▸ Objective
Find the string "text" in the records. Copy every line it appears in.

▸ Supplied data
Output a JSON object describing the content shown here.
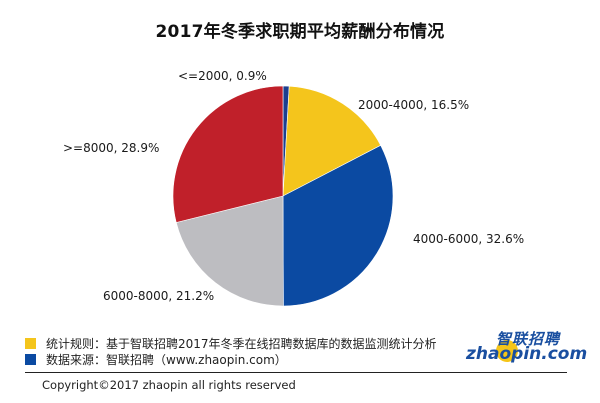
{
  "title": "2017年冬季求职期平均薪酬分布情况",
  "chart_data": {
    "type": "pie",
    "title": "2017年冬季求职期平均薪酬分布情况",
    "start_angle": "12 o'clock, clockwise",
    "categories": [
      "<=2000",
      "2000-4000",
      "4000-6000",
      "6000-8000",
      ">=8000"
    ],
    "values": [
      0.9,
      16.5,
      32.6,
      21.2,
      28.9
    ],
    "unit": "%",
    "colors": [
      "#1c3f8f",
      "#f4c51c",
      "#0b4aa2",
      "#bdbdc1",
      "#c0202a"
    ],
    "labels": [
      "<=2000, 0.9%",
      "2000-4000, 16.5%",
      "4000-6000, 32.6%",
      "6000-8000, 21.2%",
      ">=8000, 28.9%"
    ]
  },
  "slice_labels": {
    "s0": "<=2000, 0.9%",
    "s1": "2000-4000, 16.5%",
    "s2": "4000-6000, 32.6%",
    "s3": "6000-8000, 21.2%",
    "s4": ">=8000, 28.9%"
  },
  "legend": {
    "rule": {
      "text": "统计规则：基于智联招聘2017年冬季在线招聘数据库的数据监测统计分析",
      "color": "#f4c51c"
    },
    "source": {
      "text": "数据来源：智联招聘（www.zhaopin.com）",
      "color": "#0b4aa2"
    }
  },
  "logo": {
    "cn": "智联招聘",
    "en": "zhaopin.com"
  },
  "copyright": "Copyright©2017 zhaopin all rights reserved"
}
---
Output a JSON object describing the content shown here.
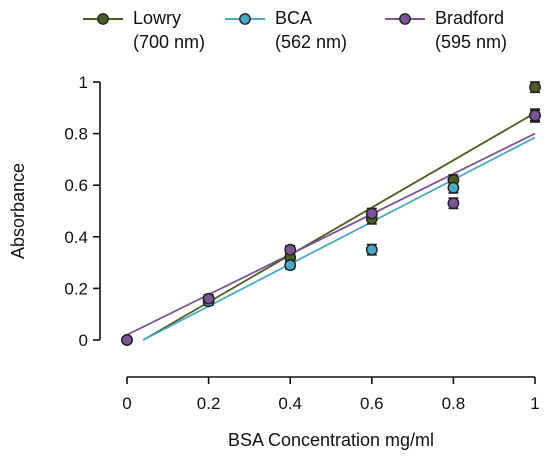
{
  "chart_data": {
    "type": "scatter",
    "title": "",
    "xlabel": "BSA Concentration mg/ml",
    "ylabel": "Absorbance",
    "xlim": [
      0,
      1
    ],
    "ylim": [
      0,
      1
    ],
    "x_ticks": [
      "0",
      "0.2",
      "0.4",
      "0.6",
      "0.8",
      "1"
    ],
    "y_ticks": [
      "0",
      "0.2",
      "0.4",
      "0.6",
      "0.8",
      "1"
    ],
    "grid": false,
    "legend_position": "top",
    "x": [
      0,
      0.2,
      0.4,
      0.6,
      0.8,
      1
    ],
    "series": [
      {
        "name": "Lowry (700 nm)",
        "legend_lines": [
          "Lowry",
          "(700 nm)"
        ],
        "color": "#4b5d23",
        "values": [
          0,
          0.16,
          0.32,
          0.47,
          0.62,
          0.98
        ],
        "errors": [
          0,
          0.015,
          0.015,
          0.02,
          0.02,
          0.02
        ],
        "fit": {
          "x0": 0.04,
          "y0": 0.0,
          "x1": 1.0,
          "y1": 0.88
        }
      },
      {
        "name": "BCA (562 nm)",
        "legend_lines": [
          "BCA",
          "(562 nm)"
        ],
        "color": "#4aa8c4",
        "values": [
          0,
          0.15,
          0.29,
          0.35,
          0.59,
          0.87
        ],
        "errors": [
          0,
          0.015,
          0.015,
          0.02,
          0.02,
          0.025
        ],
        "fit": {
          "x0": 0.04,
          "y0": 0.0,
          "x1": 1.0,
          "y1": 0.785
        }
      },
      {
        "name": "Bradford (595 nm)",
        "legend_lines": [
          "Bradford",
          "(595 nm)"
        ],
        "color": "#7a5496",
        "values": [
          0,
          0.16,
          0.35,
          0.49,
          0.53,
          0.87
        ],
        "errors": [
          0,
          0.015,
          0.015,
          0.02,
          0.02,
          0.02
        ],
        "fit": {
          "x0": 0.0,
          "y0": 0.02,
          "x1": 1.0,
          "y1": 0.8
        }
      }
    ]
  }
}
* * *
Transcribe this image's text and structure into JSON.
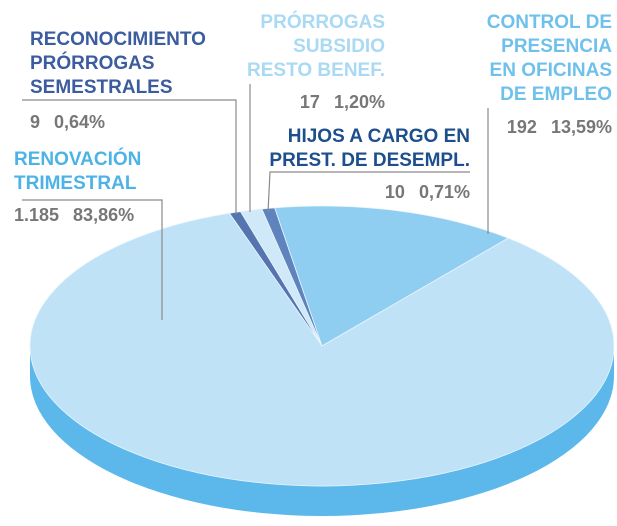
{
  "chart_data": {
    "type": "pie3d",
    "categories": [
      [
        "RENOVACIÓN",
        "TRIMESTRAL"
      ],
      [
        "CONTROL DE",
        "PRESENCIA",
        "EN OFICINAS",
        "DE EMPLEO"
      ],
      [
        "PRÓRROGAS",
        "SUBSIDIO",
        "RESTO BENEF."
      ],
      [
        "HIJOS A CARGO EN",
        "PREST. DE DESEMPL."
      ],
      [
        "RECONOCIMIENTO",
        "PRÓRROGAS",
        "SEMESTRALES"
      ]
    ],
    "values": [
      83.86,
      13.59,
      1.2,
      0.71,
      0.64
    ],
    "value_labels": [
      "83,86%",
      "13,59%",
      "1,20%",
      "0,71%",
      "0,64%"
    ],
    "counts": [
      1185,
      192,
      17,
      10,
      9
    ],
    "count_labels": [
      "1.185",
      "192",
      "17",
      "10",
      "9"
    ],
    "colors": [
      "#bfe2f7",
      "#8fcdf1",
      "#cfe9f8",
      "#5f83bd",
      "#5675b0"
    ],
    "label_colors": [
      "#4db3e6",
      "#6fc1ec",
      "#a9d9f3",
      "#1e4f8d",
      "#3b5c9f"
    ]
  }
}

▸ Completed exercise
      "text": "统计规则：基于智联招聘2017年冬季在线招聘数据库的数据监测统计分析",
      "text": "数据来源：智联招聘（www.zhaopin.com）",
Transcribe this image's text and structure into JSON.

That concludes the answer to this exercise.